:: DATASET ENTRIES
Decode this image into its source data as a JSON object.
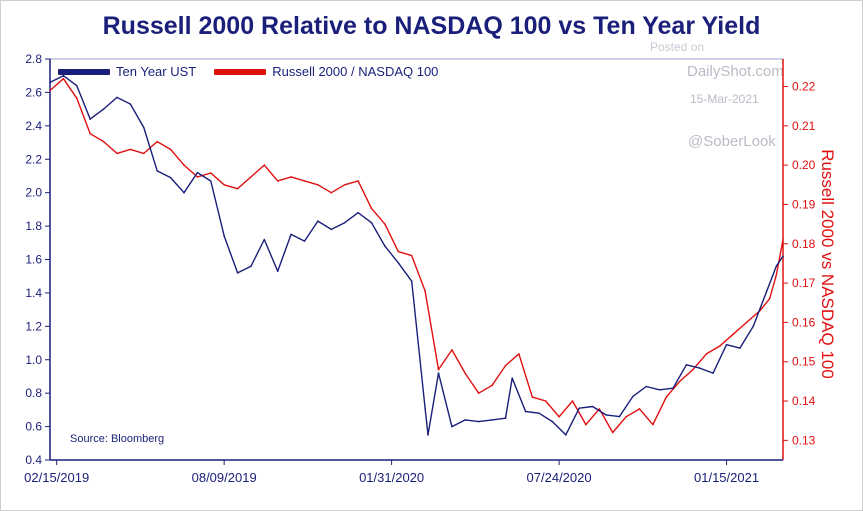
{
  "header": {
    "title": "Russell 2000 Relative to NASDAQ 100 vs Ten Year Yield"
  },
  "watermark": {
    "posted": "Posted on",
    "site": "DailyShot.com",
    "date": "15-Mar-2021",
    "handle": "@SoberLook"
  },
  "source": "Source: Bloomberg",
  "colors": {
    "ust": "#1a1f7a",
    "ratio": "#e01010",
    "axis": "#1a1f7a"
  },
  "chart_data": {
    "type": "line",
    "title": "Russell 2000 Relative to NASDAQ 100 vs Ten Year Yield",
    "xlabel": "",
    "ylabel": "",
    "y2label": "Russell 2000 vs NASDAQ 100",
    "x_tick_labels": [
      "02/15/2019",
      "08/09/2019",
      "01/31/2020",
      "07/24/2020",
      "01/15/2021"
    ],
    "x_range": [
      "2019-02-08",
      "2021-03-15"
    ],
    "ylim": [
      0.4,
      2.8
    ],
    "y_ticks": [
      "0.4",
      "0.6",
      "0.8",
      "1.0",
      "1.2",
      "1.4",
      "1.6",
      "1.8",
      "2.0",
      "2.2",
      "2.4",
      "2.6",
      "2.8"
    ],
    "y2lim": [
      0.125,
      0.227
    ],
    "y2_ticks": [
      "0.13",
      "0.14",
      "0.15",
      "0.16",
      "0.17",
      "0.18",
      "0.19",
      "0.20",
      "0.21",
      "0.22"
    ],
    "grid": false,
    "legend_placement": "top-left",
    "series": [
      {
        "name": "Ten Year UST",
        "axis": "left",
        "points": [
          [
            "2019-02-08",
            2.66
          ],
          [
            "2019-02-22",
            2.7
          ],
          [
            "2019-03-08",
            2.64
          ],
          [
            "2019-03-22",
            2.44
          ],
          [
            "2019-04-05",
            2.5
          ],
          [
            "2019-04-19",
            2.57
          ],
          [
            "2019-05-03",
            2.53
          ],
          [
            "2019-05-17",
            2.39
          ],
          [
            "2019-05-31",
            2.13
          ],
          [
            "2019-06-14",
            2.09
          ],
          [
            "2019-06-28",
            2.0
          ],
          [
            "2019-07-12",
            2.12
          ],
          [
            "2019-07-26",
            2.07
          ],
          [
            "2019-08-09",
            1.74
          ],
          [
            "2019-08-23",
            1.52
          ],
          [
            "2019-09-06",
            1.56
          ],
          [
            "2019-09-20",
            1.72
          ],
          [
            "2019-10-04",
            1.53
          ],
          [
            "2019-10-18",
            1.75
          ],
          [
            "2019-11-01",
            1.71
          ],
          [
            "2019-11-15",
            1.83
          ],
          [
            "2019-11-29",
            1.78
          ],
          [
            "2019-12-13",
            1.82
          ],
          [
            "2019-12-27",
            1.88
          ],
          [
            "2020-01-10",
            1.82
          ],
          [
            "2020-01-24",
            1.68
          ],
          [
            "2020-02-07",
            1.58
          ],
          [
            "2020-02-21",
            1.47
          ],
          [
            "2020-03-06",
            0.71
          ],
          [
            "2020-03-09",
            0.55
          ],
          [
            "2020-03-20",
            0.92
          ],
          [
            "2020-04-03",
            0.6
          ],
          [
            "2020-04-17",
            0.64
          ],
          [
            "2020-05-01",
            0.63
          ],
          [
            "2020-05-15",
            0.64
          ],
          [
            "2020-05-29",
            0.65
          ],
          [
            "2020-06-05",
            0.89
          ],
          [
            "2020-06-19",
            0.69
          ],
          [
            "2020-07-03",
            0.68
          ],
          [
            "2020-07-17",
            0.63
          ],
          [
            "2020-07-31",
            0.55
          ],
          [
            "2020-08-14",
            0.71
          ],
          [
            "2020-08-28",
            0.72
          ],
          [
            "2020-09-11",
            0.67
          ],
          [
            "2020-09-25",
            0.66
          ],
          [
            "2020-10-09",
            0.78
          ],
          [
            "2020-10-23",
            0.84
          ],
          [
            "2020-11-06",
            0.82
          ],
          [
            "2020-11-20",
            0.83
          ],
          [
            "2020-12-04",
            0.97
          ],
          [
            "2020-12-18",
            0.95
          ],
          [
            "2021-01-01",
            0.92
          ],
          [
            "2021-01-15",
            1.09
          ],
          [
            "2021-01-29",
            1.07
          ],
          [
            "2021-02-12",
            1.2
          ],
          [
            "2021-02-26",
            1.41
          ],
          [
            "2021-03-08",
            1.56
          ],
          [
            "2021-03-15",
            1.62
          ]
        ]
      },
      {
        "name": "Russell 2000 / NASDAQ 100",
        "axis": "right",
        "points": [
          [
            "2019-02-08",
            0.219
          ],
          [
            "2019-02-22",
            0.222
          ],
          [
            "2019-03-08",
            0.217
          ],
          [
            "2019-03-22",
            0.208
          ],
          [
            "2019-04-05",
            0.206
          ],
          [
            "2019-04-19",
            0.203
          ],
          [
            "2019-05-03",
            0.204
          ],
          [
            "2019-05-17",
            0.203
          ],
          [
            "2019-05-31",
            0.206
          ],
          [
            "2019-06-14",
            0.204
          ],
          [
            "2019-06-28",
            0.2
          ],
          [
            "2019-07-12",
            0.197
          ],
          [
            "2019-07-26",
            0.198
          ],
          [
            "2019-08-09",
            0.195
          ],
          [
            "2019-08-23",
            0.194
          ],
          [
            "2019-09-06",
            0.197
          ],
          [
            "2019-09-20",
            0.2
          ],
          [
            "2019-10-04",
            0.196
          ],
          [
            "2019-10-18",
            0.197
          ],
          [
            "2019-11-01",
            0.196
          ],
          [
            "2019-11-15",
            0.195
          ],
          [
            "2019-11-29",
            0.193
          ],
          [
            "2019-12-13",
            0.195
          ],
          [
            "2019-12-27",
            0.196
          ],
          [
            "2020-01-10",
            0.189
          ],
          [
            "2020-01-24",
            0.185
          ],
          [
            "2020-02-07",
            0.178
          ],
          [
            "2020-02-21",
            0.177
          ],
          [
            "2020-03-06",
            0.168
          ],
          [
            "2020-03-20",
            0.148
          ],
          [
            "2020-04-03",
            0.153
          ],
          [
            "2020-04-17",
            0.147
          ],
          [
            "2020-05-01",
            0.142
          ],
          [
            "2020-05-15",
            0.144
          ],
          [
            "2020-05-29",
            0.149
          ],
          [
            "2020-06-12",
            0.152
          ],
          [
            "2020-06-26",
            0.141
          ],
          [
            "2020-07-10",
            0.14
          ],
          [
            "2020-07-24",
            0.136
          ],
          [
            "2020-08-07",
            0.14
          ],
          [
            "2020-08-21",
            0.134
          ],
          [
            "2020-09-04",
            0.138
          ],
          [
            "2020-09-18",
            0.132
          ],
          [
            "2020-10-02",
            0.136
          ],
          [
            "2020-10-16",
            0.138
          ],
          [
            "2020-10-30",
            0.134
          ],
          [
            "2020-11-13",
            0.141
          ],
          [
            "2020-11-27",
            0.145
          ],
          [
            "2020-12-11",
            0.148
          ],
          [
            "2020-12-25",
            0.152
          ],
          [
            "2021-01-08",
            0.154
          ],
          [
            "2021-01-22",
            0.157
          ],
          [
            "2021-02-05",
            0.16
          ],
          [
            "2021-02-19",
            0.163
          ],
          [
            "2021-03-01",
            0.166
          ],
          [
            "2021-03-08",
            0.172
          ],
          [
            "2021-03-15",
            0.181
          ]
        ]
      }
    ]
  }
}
::::
== SHORT TASK ==
Generate a word-for-word copy of the preceding records, excluding all pictures.

== ANSWER IN FULL ==
Decode this image into its source data as a JSON object.
{
  "header": {
    "title": "Russell 2000 Relative to NASDAQ 100 vs Ten Year Yield"
  },
  "watermark": {
    "posted": "Posted on",
    "site": "DailyShot.com",
    "date": "15-Mar-2021",
    "handle": "@SoberLook"
  },
  "source": "Source: Bloomberg",
  "colors": {
    "ust": "#1a1f7a",
    "ratio": "#e01010",
    "axis": "#1a1f7a"
  },
  "chart_data": {
    "type": "line",
    "title": "Russell 2000 Relative to NASDAQ 100 vs Ten Year Yield",
    "xlabel": "",
    "ylabel": "",
    "y2label": "Russell 2000 vs NASDAQ 100",
    "x_tick_labels": [
      "02/15/2019",
      "08/09/2019",
      "01/31/2020",
      "07/24/2020",
      "01/15/2021"
    ],
    "x_range": [
      "2019-02-08",
      "2021-03-15"
    ],
    "ylim": [
      0.4,
      2.8
    ],
    "y_ticks": [
      "0.4",
      "0.6",
      "0.8",
      "1.0",
      "1.2",
      "1.4",
      "1.6",
      "1.8",
      "2.0",
      "2.2",
      "2.4",
      "2.6",
      "2.8"
    ],
    "y2lim": [
      0.125,
      0.227
    ],
    "y2_ticks": [
      "0.13",
      "0.14",
      "0.15",
      "0.16",
      "0.17",
      "0.18",
      "0.19",
      "0.20",
      "0.21",
      "0.22"
    ],
    "grid": false,
    "legend_placement": "top-left",
    "series": [
      {
        "name": "Ten Year UST",
        "axis": "left",
        "points": [
          [
            "2019-02-08",
            2.66
          ],
          [
            "2019-02-22",
            2.7
          ],
          [
            "2019-03-08",
            2.64
          ],
          [
            "2019-03-22",
            2.44
          ],
          [
            "2019-04-05",
            2.5
          ],
          [
            "2019-04-19",
            2.57
          ],
          [
            "2019-05-03",
            2.53
          ],
          [
            "2019-05-17",
            2.39
          ],
          [
            "2019-05-31",
            2.13
          ],
          [
            "2019-06-14",
            2.09
          ],
          [
            "2019-06-28",
            2.0
          ],
          [
            "2019-07-12",
            2.12
          ],
          [
            "2019-07-26",
            2.07
          ],
          [
            "2019-08-09",
            1.74
          ],
          [
            "2019-08-23",
            1.52
          ],
          [
            "2019-09-06",
            1.56
          ],
          [
            "2019-09-20",
            1.72
          ],
          [
            "2019-10-04",
            1.53
          ],
          [
            "2019-10-18",
            1.75
          ],
          [
            "2019-11-01",
            1.71
          ],
          [
            "2019-11-15",
            1.83
          ],
          [
            "2019-11-29",
            1.78
          ],
          [
            "2019-12-13",
            1.82
          ],
          [
            "2019-12-27",
            1.88
          ],
          [
            "2020-01-10",
            1.82
          ],
          [
            "2020-01-24",
            1.68
          ],
          [
            "2020-02-07",
            1.58
          ],
          [
            "2020-02-21",
            1.47
          ],
          [
            "2020-03-06",
            0.71
          ],
          [
            "2020-03-09",
            0.55
          ],
          [
            "2020-03-20",
            0.92
          ],
          [
            "2020-04-03",
            0.6
          ],
          [
            "2020-04-17",
            0.64
          ],
          [
            "2020-05-01",
            0.63
          ],
          [
            "2020-05-15",
            0.64
          ],
          [
            "2020-05-29",
            0.65
          ],
          [
            "2020-06-05",
            0.89
          ],
          [
            "2020-06-19",
            0.69
          ],
          [
            "2020-07-03",
            0.68
          ],
          [
            "2020-07-17",
            0.63
          ],
          [
            "2020-07-31",
            0.55
          ],
          [
            "2020-08-14",
            0.71
          ],
          [
            "2020-08-28",
            0.72
          ],
          [
            "2020-09-11",
            0.67
          ],
          [
            "2020-09-25",
            0.66
          ],
          [
            "2020-10-09",
            0.78
          ],
          [
            "2020-10-23",
            0.84
          ],
          [
            "2020-11-06",
            0.82
          ],
          [
            "2020-11-20",
            0.83
          ],
          [
            "2020-12-04",
            0.97
          ],
          [
            "2020-12-18",
            0.95
          ],
          [
            "2021-01-01",
            0.92
          ],
          [
            "2021-01-15",
            1.09
          ],
          [
            "2021-01-29",
            1.07
          ],
          [
            "2021-02-12",
            1.2
          ],
          [
            "2021-02-26",
            1.41
          ],
          [
            "2021-03-08",
            1.56
          ],
          [
            "2021-03-15",
            1.62
          ]
        ]
      },
      {
        "name": "Russell 2000 / NASDAQ 100",
        "axis": "right",
        "points": [
          [
            "2019-02-08",
            0.219
          ],
          [
            "2019-02-22",
            0.222
          ],
          [
            "2019-03-08",
            0.217
          ],
          [
            "2019-03-22",
            0.208
          ],
          [
            "2019-04-05",
            0.206
          ],
          [
            "2019-04-19",
            0.203
          ],
          [
            "2019-05-03",
            0.204
          ],
          [
            "2019-05-17",
            0.203
          ],
          [
            "2019-05-31",
            0.206
          ],
          [
            "2019-06-14",
            0.204
          ],
          [
            "2019-06-28",
            0.2
          ],
          [
            "2019-07-12",
            0.197
          ],
          [
            "2019-07-26",
            0.198
          ],
          [
            "2019-08-09",
            0.195
          ],
          [
            "2019-08-23",
            0.194
          ],
          [
            "2019-09-06",
            0.197
          ],
          [
            "2019-09-20",
            0.2
          ],
          [
            "2019-10-04",
            0.196
          ],
          [
            "2019-10-18",
            0.197
          ],
          [
            "2019-11-01",
            0.196
          ],
          [
            "2019-11-15",
            0.195
          ],
          [
            "2019-11-29",
            0.193
          ],
          [
            "2019-12-13",
            0.195
          ],
          [
            "2019-12-27",
            0.196
          ],
          [
            "2020-01-10",
            0.189
          ],
          [
            "2020-01-24",
            0.185
          ],
          [
            "2020-02-07",
            0.178
          ],
          [
            "2020-02-21",
            0.177
          ],
          [
            "2020-03-06",
            0.168
          ],
          [
            "2020-03-20",
            0.148
          ],
          [
            "2020-04-03",
            0.153
          ],
          [
            "2020-04-17",
            0.147
          ],
          [
            "2020-05-01",
            0.142
          ],
          [
            "2020-05-15",
            0.144
          ],
          [
            "2020-05-29",
            0.149
          ],
          [
            "2020-06-12",
            0.152
          ],
          [
            "2020-06-26",
            0.141
          ],
          [
            "2020-07-10",
            0.14
          ],
          [
            "2020-07-24",
            0.136
          ],
          [
            "2020-08-07",
            0.14
          ],
          [
            "2020-08-21",
            0.134
          ],
          [
            "2020-09-04",
            0.138
          ],
          [
            "2020-09-18",
            0.132
          ],
          [
            "2020-10-02",
            0.136
          ],
          [
            "2020-10-16",
            0.138
          ],
          [
            "2020-10-30",
            0.134
          ],
          [
            "2020-11-13",
            0.141
          ],
          [
            "2020-11-27",
            0.145
          ],
          [
            "2020-12-11",
            0.148
          ],
          [
            "2020-12-25",
            0.152
          ],
          [
            "2021-01-08",
            0.154
          ],
          [
            "2021-01-22",
            0.157
          ],
          [
            "2021-02-05",
            0.16
          ],
          [
            "2021-02-19",
            0.163
          ],
          [
            "2021-03-01",
            0.166
          ],
          [
            "2021-03-08",
            0.172
          ],
          [
            "2021-03-15",
            0.181
          ]
        ]
      }
    ]
  }
}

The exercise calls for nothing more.